(Saved data entries)
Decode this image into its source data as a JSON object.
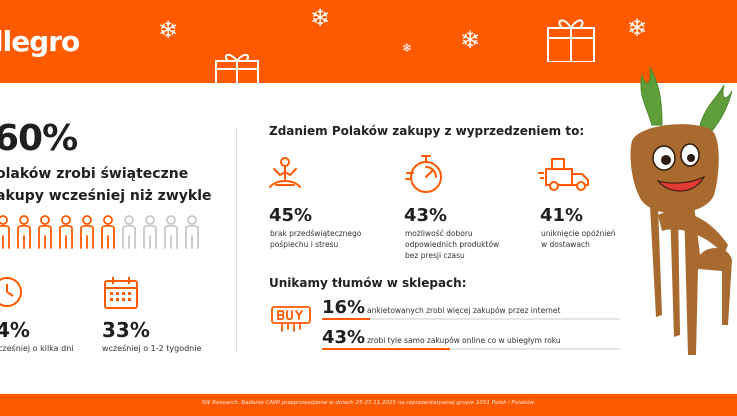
{
  "brand": {
    "logo_text": "llegro",
    "accent": "#ff5a00"
  },
  "hero": {
    "percent": "60%",
    "lead_line1": "olaków zrobi świąteczne",
    "lead_line2": "akupy wcześniej niż zwykle",
    "people_total": 10,
    "people_highlighted": 6
  },
  "timing": [
    {
      "percent": "4%",
      "label": "cześniej o kilka dni",
      "icon": "clock-icon"
    },
    {
      "percent": "33%",
      "label": "wcześniej o 1-2 tygodnie",
      "icon": "calendar-icon"
    }
  ],
  "reasons": {
    "title": "Zdaniem Polaków zakupy z wyprzedzeniem to:",
    "items": [
      {
        "percent": "45%",
        "line1": "brak przedświątecznego",
        "line2": "pośpiechu i stresu",
        "line3": "",
        "icon": "meditation-icon"
      },
      {
        "percent": "43%",
        "line1": "możliwość doboru",
        "line2": "odpowiednich produktów",
        "line3": "bez presji czasu",
        "icon": "stopwatch-icon"
      },
      {
        "percent": "41%",
        "line1": "uniknięcie opóźnień",
        "line2": "w dostawach",
        "line3": "",
        "icon": "delivery-truck-icon"
      }
    ]
  },
  "crowds": {
    "title": "Unikamy tłumów w sklepach:",
    "rows": [
      {
        "percent": "16%",
        "label": "ankietowanych zrobi więcej zakupów przez internet",
        "fill": 0.16
      },
      {
        "percent": "43%",
        "label": "zrobi tyle samo zakupów online co w ubiegłym roku",
        "fill": 0.43
      }
    ]
  },
  "footer": {
    "note": "SW Research. Badanie CAWI przeprowadzone w dniach 25-27.11.2025 na reprezentatywnej grupie 1051 Polek i Polaków."
  }
}
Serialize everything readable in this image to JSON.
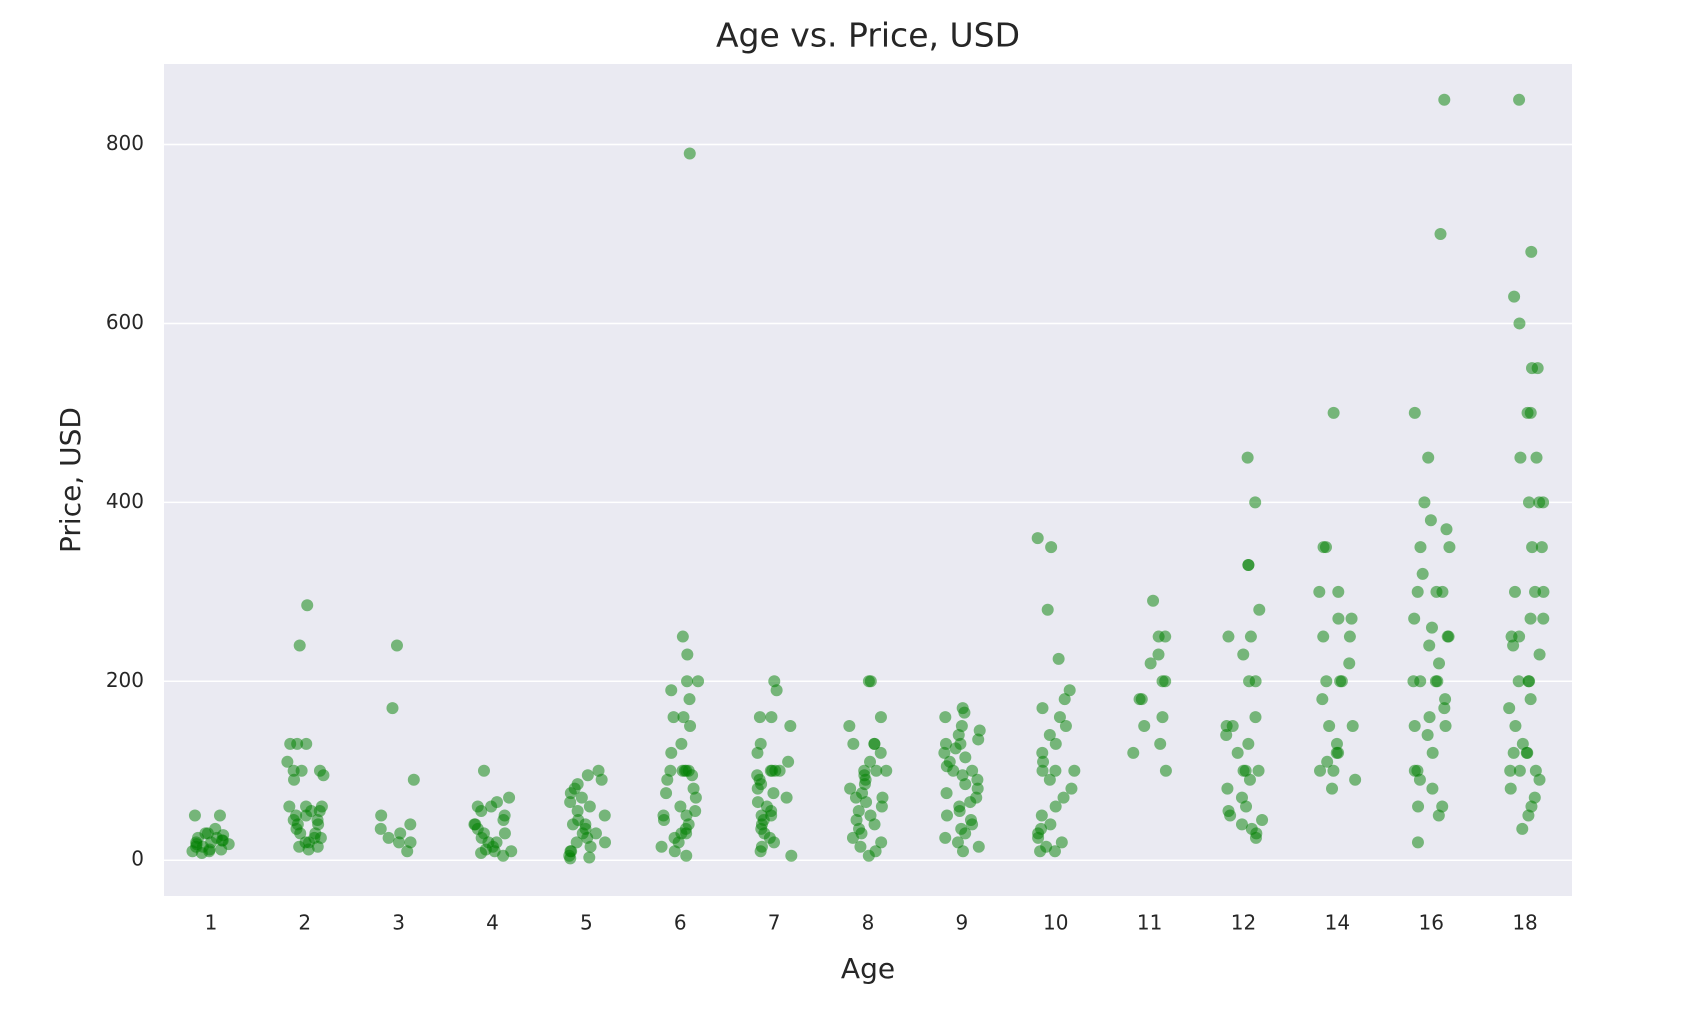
{
  "chart_data": {
    "type": "strip",
    "title": "Age vs. Price, USD",
    "x_label": "Age",
    "y_label": "Price, USD",
    "color": "#008000",
    "opacity": 0.5,
    "grid": true,
    "ylim": [
      -40,
      890
    ],
    "yticks": [
      0,
      200,
      400,
      600,
      800
    ],
    "categories": [
      "1",
      "2",
      "3",
      "4",
      "5",
      "6",
      "7",
      "8",
      "9",
      "10",
      "11",
      "12",
      "14",
      "16",
      "18"
    ],
    "values": [
      [
        50,
        50,
        30,
        28,
        25,
        22,
        20,
        18,
        15,
        12,
        10,
        8,
        25,
        20,
        15,
        30,
        35,
        10,
        12,
        18,
        22
      ],
      [
        285,
        240,
        130,
        130,
        130,
        110,
        100,
        100,
        100,
        95,
        90,
        60,
        60,
        55,
        50,
        50,
        45,
        40,
        40,
        35,
        30,
        30,
        25,
        25,
        20,
        20,
        15,
        15,
        12,
        60,
        55,
        45
      ],
      [
        240,
        170,
        90,
        50,
        40,
        35,
        30,
        25,
        20,
        20,
        10
      ],
      [
        100,
        70,
        65,
        60,
        55,
        50,
        45,
        40,
        35,
        30,
        30,
        25,
        20,
        20,
        15,
        12,
        10,
        10,
        8,
        5,
        60,
        40
      ],
      [
        100,
        95,
        90,
        85,
        80,
        75,
        70,
        65,
        60,
        55,
        50,
        45,
        40,
        35,
        30,
        25,
        20,
        15,
        10,
        5,
        3,
        2,
        30,
        40,
        20,
        10
      ],
      [
        790,
        250,
        230,
        200,
        200,
        190,
        180,
        160,
        160,
        150,
        130,
        120,
        100,
        100,
        100,
        100,
        95,
        90,
        80,
        75,
        70,
        60,
        55,
        50,
        45,
        40,
        35,
        30,
        25,
        20,
        15,
        10,
        5,
        100,
        50,
        30
      ],
      [
        200,
        190,
        160,
        160,
        150,
        130,
        120,
        110,
        100,
        100,
        100,
        95,
        90,
        85,
        80,
        75,
        70,
        65,
        60,
        55,
        50,
        45,
        40,
        35,
        30,
        25,
        20,
        15,
        10,
        5,
        100,
        50
      ],
      [
        200,
        200,
        160,
        150,
        130,
        130,
        120,
        110,
        100,
        100,
        100,
        95,
        90,
        85,
        80,
        75,
        70,
        65,
        60,
        55,
        50,
        45,
        40,
        35,
        30,
        25,
        20,
        15,
        10,
        5,
        130,
        70
      ],
      [
        170,
        165,
        160,
        150,
        145,
        140,
        135,
        130,
        125,
        120,
        115,
        110,
        105,
        100,
        95,
        90,
        85,
        80,
        75,
        70,
        65,
        60,
        55,
        50,
        45,
        40,
        35,
        30,
        25,
        20,
        15,
        10,
        130,
        100
      ],
      [
        360,
        350,
        280,
        225,
        190,
        180,
        170,
        160,
        150,
        140,
        130,
        120,
        110,
        100,
        100,
        90,
        80,
        70,
        60,
        50,
        40,
        35,
        30,
        25,
        20,
        15,
        10,
        10,
        100
      ],
      [
        290,
        250,
        250,
        230,
        220,
        200,
        200,
        180,
        180,
        160,
        150,
        130,
        120,
        100
      ],
      [
        450,
        400,
        330,
        330,
        280,
        250,
        250,
        230,
        200,
        200,
        160,
        150,
        150,
        140,
        130,
        120,
        100,
        100,
        100,
        90,
        80,
        70,
        60,
        55,
        50,
        45,
        40,
        35,
        30,
        25
      ],
      [
        500,
        350,
        350,
        300,
        300,
        270,
        270,
        250,
        250,
        220,
        200,
        200,
        200,
        180,
        150,
        150,
        130,
        120,
        120,
        110,
        100,
        100,
        90,
        80
      ],
      [
        850,
        700,
        500,
        450,
        400,
        380,
        370,
        350,
        350,
        320,
        300,
        300,
        300,
        270,
        260,
        250,
        250,
        240,
        220,
        200,
        200,
        200,
        200,
        180,
        170,
        160,
        150,
        150,
        140,
        120,
        100,
        100,
        90,
        80,
        60,
        60,
        50,
        20
      ],
      [
        850,
        680,
        630,
        600,
        550,
        550,
        500,
        500,
        450,
        450,
        400,
        400,
        400,
        350,
        350,
        300,
        300,
        300,
        270,
        270,
        250,
        250,
        240,
        230,
        200,
        200,
        200,
        180,
        170,
        150,
        130,
        120,
        120,
        120,
        100,
        100,
        100,
        90,
        80,
        70,
        60,
        50,
        35
      ]
    ]
  }
}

» What the task asks: Repeat the entries exactly and keep the pictures out of the copy.

» Task answer:
Decode this image into its source data as a JSON object.
{
  "brand": {
    "logo_text": "llegro",
    "accent": "#ff5a00"
  },
  "hero": {
    "percent": "60%",
    "lead_line1": "olaków zrobi świąteczne",
    "lead_line2": "akupy wcześniej niż zwykle",
    "people_total": 10,
    "people_highlighted": 6
  },
  "timing": [
    {
      "percent": "4%",
      "label": "cześniej o kilka dni",
      "icon": "clock-icon"
    },
    {
      "percent": "33%",
      "label": "wcześniej o 1-2 tygodnie",
      "icon": "calendar-icon"
    }
  ],
  "reasons": {
    "title": "Zdaniem Polaków zakupy z wyprzedzeniem to:",
    "items": [
      {
        "percent": "45%",
        "line1": "brak przedświątecznego",
        "line2": "pośpiechu i stresu",
        "line3": "",
        "icon": "meditation-icon"
      },
      {
        "percent": "43%",
        "line1": "możliwość doboru",
        "line2": "odpowiednich produktów",
        "line3": "bez presji czasu",
        "icon": "stopwatch-icon"
      },
      {
        "percent": "41%",
        "line1": "uniknięcie opóźnień",
        "line2": "w dostawach",
        "line3": "",
        "icon": "delivery-truck-icon"
      }
    ]
  },
  "crowds": {
    "title": "Unikamy tłumów w sklepach:",
    "rows": [
      {
        "percent": "16%",
        "label": "ankietowanych zrobi więcej zakupów przez internet",
        "fill": 0.16
      },
      {
        "percent": "43%",
        "label": "zrobi tyle samo zakupów online co w ubiegłym roku",
        "fill": 0.43
      }
    ]
  },
  "footer": {
    "note": "SW Research. Badanie CAWI przeprowadzone w dniach 25-27.11.2025 na reprezentatywnej grupie 1051 Polek i Polaków."
  }
}
Serialize everything readable in this image to JSON.
{
  "chart_data": {
    "type": "strip",
    "title": "Age vs. Price, USD",
    "x_label": "Age",
    "y_label": "Price, USD",
    "color": "#008000",
    "opacity": 0.5,
    "grid": true,
    "ylim": [
      -40,
      890
    ],
    "yticks": [
      0,
      200,
      400,
      600,
      800
    ],
    "categories": [
      "1",
      "2",
      "3",
      "4",
      "5",
      "6",
      "7",
      "8",
      "9",
      "10",
      "11",
      "12",
      "14",
      "16",
      "18"
    ],
    "values": [
      [
        50,
        50,
        30,
        28,
        25,
        22,
        20,
        18,
        15,
        12,
        10,
        8,
        25,
        20,
        15,
        30,
        35,
        10,
        12,
        18,
        22
      ],
      [
        285,
        240,
        130,
        130,
        130,
        110,
        100,
        100,
        100,
        95,
        90,
        60,
        60,
        55,
        50,
        50,
        45,
        40,
        40,
        35,
        30,
        30,
        25,
        25,
        20,
        20,
        15,
        15,
        12,
        60,
        55,
        45
      ],
      [
        240,
        170,
        90,
        50,
        40,
        35,
        30,
        25,
        20,
        20,
        10
      ],
      [
        100,
        70,
        65,
        60,
        55,
        50,
        45,
        40,
        35,
        30,
        30,
        25,
        20,
        20,
        15,
        12,
        10,
        10,
        8,
        5,
        60,
        40
      ],
      [
        100,
        95,
        90,
        85,
        80,
        75,
        70,
        65,
        60,
        55,
        50,
        45,
        40,
        35,
        30,
        25,
        20,
        15,
        10,
        5,
        3,
        2,
        30,
        40,
        20,
        10
      ],
      [
        790,
        250,
        230,
        200,
        200,
        190,
        180,
        160,
        160,
        150,
        130,
        120,
        100,
        100,
        100,
        100,
        95,
        90,
        80,
        75,
        70,
        60,
        55,
        50,
        45,
        40,
        35,
        30,
        25,
        20,
        15,
        10,
        5,
        100,
        50,
        30
      ],
      [
        200,
        190,
        160,
        160,
        150,
        130,
        120,
        110,
        100,
        100,
        100,
        95,
        90,
        85,
        80,
        75,
        70,
        65,
        60,
        55,
        50,
        45,
        40,
        35,
        30,
        25,
        20,
        15,
        10,
        5,
        100,
        50
      ],
      [
        200,
        200,
        160,
        150,
        130,
        130,
        120,
        110,
        100,
        100,
        100,
        95,
        90,
        85,
        80,
        75,
        70,
        65,
        60,
        55,
        50,
        45,
        40,
        35,
        30,
        25,
        20,
        15,
        10,
        5,
        130,
        70
      ],
      [
        170,
        165,
        160,
        150,
        145,
        140,
        135,
        130,
        125,
        120,
        115,
        110,
        105,
        100,
        95,
        90,
        85,
        80,
        75,
        70,
        65,
        60,
        55,
        50,
        45,
        40,
        35,
        30,
        25,
        20,
        15,
        10,
        130,
        100
      ],
      [
        360,
        350,
        280,
        225,
        190,
        180,
        170,
        160,
        150,
        140,
        130,
        120,
        110,
        100,
        100,
        90,
        80,
        70,
        60,
        50,
        40,
        35,
        30,
        25,
        20,
        15,
        10,
        10,
        100
      ],
      [
        290,
        250,
        250,
        230,
        220,
        200,
        200,
        180,
        180,
        160,
        150,
        130,
        120,
        100
      ],
      [
        450,
        400,
        330,
        330,
        280,
        250,
        250,
        230,
        200,
        200,
        160,
        150,
        150,
        140,
        130,
        120,
        100,
        100,
        100,
        90,
        80,
        70,
        60,
        55,
        50,
        45,
        40,
        35,
        30,
        25
      ],
      [
        500,
        350,
        350,
        300,
        300,
        270,
        270,
        250,
        250,
        220,
        200,
        200,
        200,
        180,
        150,
        150,
        130,
        120,
        120,
        110,
        100,
        100,
        90,
        80
      ],
      [
        850,
        700,
        500,
        450,
        400,
        380,
        370,
        350,
        350,
        320,
        300,
        300,
        300,
        270,
        260,
        250,
        250,
        240,
        220,
        200,
        200,
        200,
        200,
        180,
        170,
        160,
        150,
        150,
        140,
        120,
        100,
        100,
        90,
        80,
        60,
        60,
        50,
        20
      ],
      [
        850,
        680,
        630,
        600,
        550,
        550,
        500,
        500,
        450,
        450,
        400,
        400,
        400,
        350,
        350,
        300,
        300,
        300,
        270,
        270,
        250,
        250,
        240,
        230,
        200,
        200,
        200,
        180,
        170,
        150,
        130,
        120,
        120,
        120,
        100,
        100,
        100,
        90,
        80,
        70,
        60,
        50,
        35
      ]
    ]
  }
}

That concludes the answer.